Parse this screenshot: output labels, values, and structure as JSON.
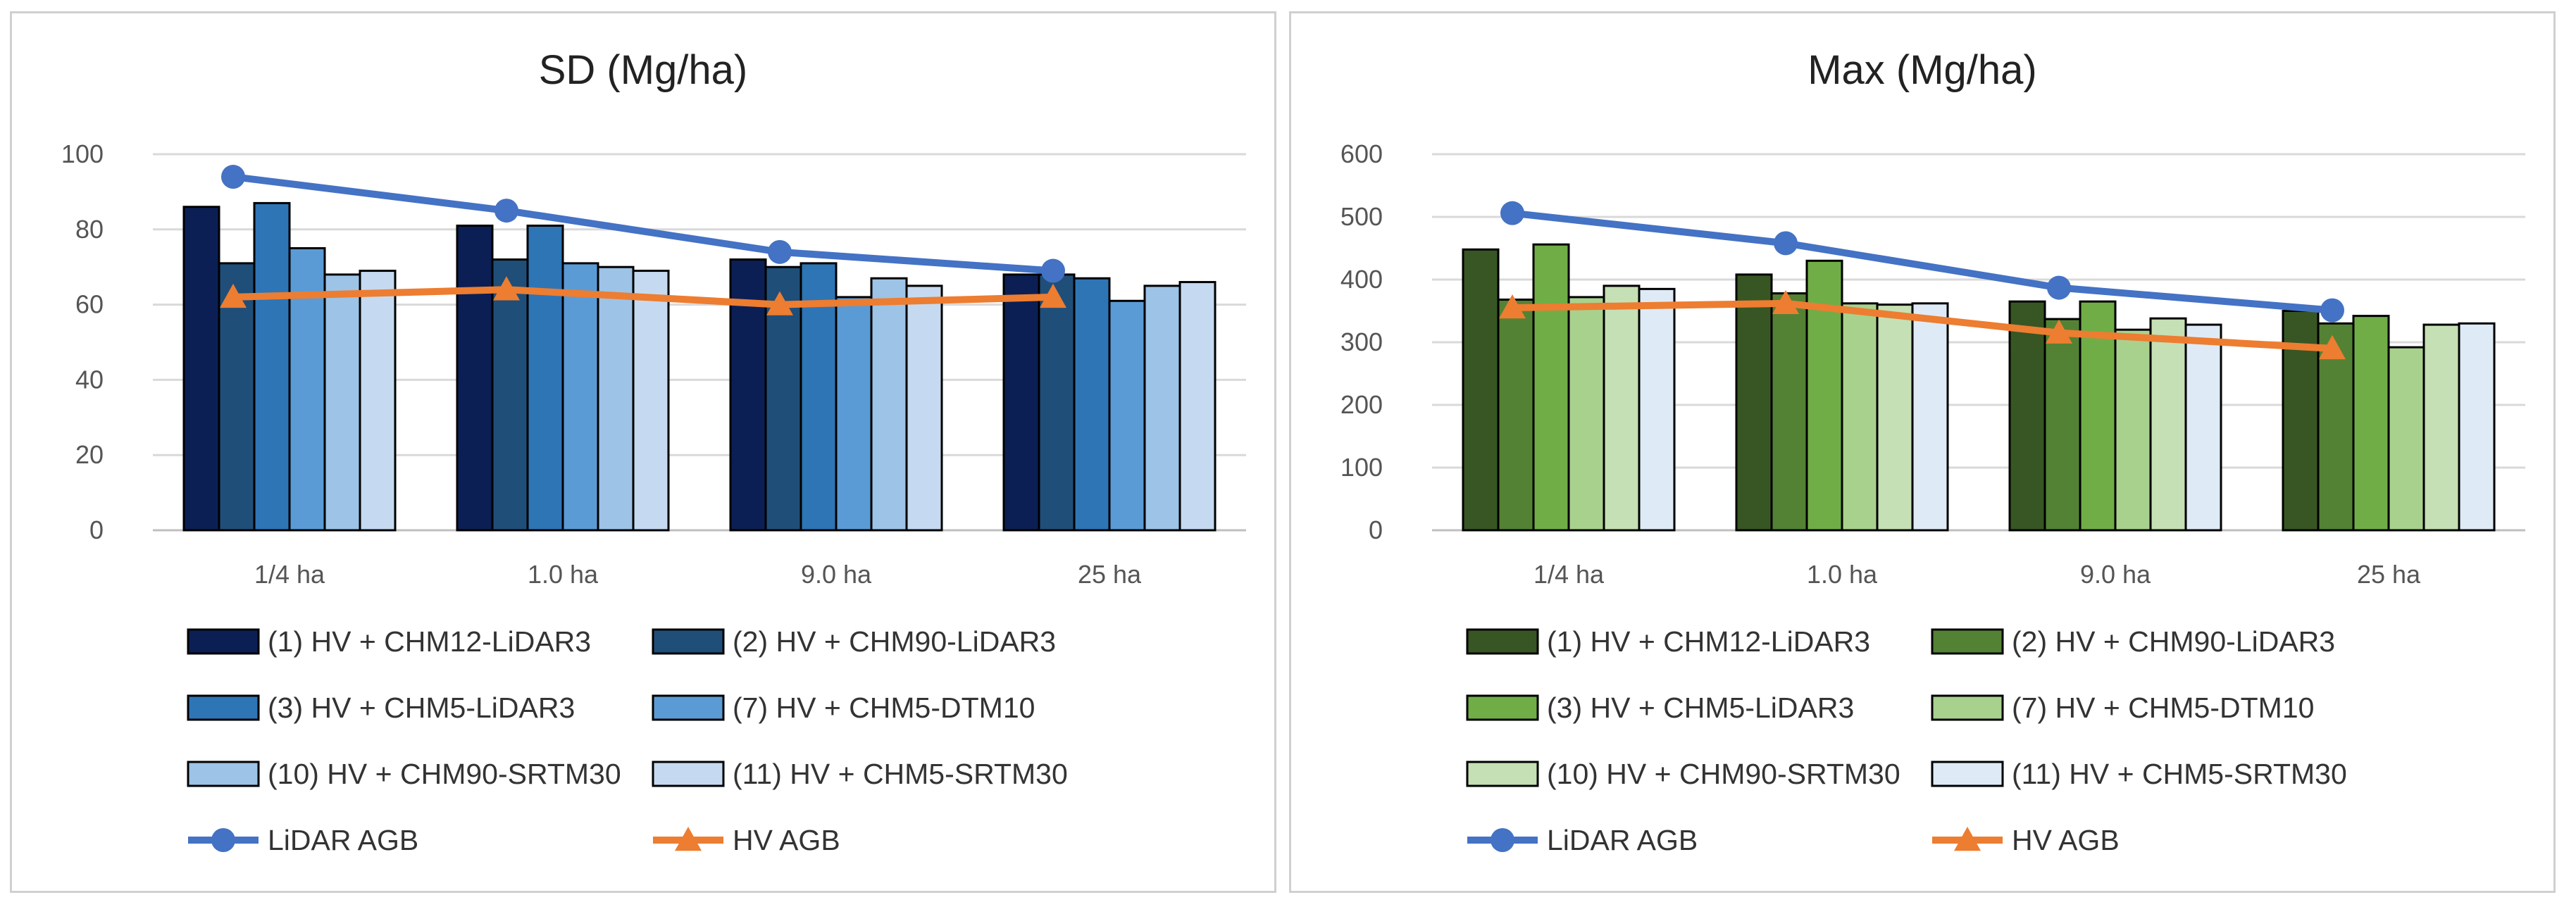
{
  "chart_data": [
    {
      "type": "bar",
      "title": "SD (Mg/ha)",
      "categories": [
        "1/4 ha",
        "1.0 ha",
        "9.0 ha",
        "25 ha"
      ],
      "ylim": [
        0,
        100
      ],
      "yticks": [
        "0",
        "20",
        "40",
        "60",
        "80",
        "100"
      ],
      "series": [
        {
          "name": "(1) HV + CHM12-LiDAR3",
          "color": "#0b1f54",
          "values": [
            86,
            81,
            72,
            68
          ]
        },
        {
          "name": "(2) HV + CHM90-LiDAR3",
          "color": "#1f4e79",
          "values": [
            71,
            72,
            70,
            68
          ]
        },
        {
          "name": "(3) HV + CHM5-LiDAR3",
          "color": "#2e75b6",
          "values": [
            87,
            81,
            71,
            67
          ]
        },
        {
          "name": "(7) HV + CHM5-DTM10",
          "color": "#5b9bd5",
          "values": [
            75,
            71,
            62,
            61
          ]
        },
        {
          "name": "(10) HV + CHM90-SRTM30",
          "color": "#9dc3e6",
          "values": [
            68,
            70,
            67,
            65
          ]
        },
        {
          "name": "(11) HV + CHM5-SRTM30",
          "color": "#c5daf0",
          "values": [
            69,
            69,
            65,
            66
          ]
        }
      ],
      "lines": [
        {
          "name": "LiDAR AGB",
          "color": "#4472c4",
          "marker": "circle",
          "values": [
            94,
            85,
            74,
            69
          ]
        },
        {
          "name": "HV AGB",
          "color": "#ed7d31",
          "marker": "triangle",
          "values": [
            62,
            64,
            60,
            62
          ]
        }
      ]
    },
    {
      "type": "bar",
      "title": "Max (Mg/ha)",
      "categories": [
        "1/4 ha",
        "1.0 ha",
        "9.0 ha",
        "25 ha"
      ],
      "ylim": [
        0,
        600
      ],
      "yticks": [
        "0",
        "100",
        "200",
        "300",
        "400",
        "500",
        "600"
      ],
      "series": [
        {
          "name": "(1) HV + CHM12-LiDAR3",
          "color": "#375623",
          "values": [
            448,
            408,
            365,
            350
          ]
        },
        {
          "name": "(2) HV + CHM90-LiDAR3",
          "color": "#548235",
          "values": [
            368,
            378,
            337,
            330
          ]
        },
        {
          "name": "(3) HV + CHM5-LiDAR3",
          "color": "#70ad47",
          "values": [
            456,
            430,
            365,
            342
          ]
        },
        {
          "name": "(7) HV + CHM5-DTM10",
          "color": "#a9d18e",
          "values": [
            372,
            362,
            320,
            292
          ]
        },
        {
          "name": "(10) HV + CHM90-SRTM30",
          "color": "#c5e0b4",
          "values": [
            390,
            360,
            338,
            328
          ]
        },
        {
          "name": "(11) HV + CHM5-SRTM30",
          "color": "#deebf7",
          "values": [
            385,
            362,
            328,
            330
          ]
        }
      ],
      "lines": [
        {
          "name": "LiDAR AGB",
          "color": "#4472c4",
          "marker": "circle",
          "values": [
            506,
            458,
            387,
            351
          ]
        },
        {
          "name": "HV AGB",
          "color": "#ed7d31",
          "marker": "triangle",
          "values": [
            355,
            362,
            315,
            290
          ]
        }
      ]
    }
  ]
}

==*==

* Task requirements *
Leaving all pictures aside, quote each record exactly.

* The solution *
Parse this screenshot: output labels, values, and structure as JSON.
{
  "chart_data": [
    {
      "type": "bar",
      "title": "SD (Mg/ha)",
      "categories": [
        "1/4 ha",
        "1.0 ha",
        "9.0 ha",
        "25 ha"
      ],
      "ylim": [
        0,
        100
      ],
      "yticks": [
        "0",
        "20",
        "40",
        "60",
        "80",
        "100"
      ],
      "series": [
        {
          "name": "(1) HV + CHM12-LiDAR3",
          "color": "#0b1f54",
          "values": [
            86,
            81,
            72,
            68
          ]
        },
        {
          "name": "(2) HV + CHM90-LiDAR3",
          "color": "#1f4e79",
          "values": [
            71,
            72,
            70,
            68
          ]
        },
        {
          "name": "(3) HV + CHM5-LiDAR3",
          "color": "#2e75b6",
          "values": [
            87,
            81,
            71,
            67
          ]
        },
        {
          "name": "(7) HV + CHM5-DTM10",
          "color": "#5b9bd5",
          "values": [
            75,
            71,
            62,
            61
          ]
        },
        {
          "name": "(10) HV + CHM90-SRTM30",
          "color": "#9dc3e6",
          "values": [
            68,
            70,
            67,
            65
          ]
        },
        {
          "name": "(11) HV + CHM5-SRTM30",
          "color": "#c5daf0",
          "values": [
            69,
            69,
            65,
            66
          ]
        }
      ],
      "lines": [
        {
          "name": "LiDAR AGB",
          "color": "#4472c4",
          "marker": "circle",
          "values": [
            94,
            85,
            74,
            69
          ]
        },
        {
          "name": "HV AGB",
          "color": "#ed7d31",
          "marker": "triangle",
          "values": [
            62,
            64,
            60,
            62
          ]
        }
      ]
    },
    {
      "type": "bar",
      "title": "Max (Mg/ha)",
      "categories": [
        "1/4 ha",
        "1.0 ha",
        "9.0 ha",
        "25 ha"
      ],
      "ylim": [
        0,
        600
      ],
      "yticks": [
        "0",
        "100",
        "200",
        "300",
        "400",
        "500",
        "600"
      ],
      "series": [
        {
          "name": "(1) HV + CHM12-LiDAR3",
          "color": "#375623",
          "values": [
            448,
            408,
            365,
            350
          ]
        },
        {
          "name": "(2) HV + CHM90-LiDAR3",
          "color": "#548235",
          "values": [
            368,
            378,
            337,
            330
          ]
        },
        {
          "name": "(3) HV + CHM5-LiDAR3",
          "color": "#70ad47",
          "values": [
            456,
            430,
            365,
            342
          ]
        },
        {
          "name": "(7) HV + CHM5-DTM10",
          "color": "#a9d18e",
          "values": [
            372,
            362,
            320,
            292
          ]
        },
        {
          "name": "(10) HV + CHM90-SRTM30",
          "color": "#c5e0b4",
          "values": [
            390,
            360,
            338,
            328
          ]
        },
        {
          "name": "(11) HV + CHM5-SRTM30",
          "color": "#deebf7",
          "values": [
            385,
            362,
            328,
            330
          ]
        }
      ],
      "lines": [
        {
          "name": "LiDAR AGB",
          "color": "#4472c4",
          "marker": "circle",
          "values": [
            506,
            458,
            387,
            351
          ]
        },
        {
          "name": "HV AGB",
          "color": "#ed7d31",
          "marker": "triangle",
          "values": [
            355,
            362,
            315,
            290
          ]
        }
      ]
    }
  ]
}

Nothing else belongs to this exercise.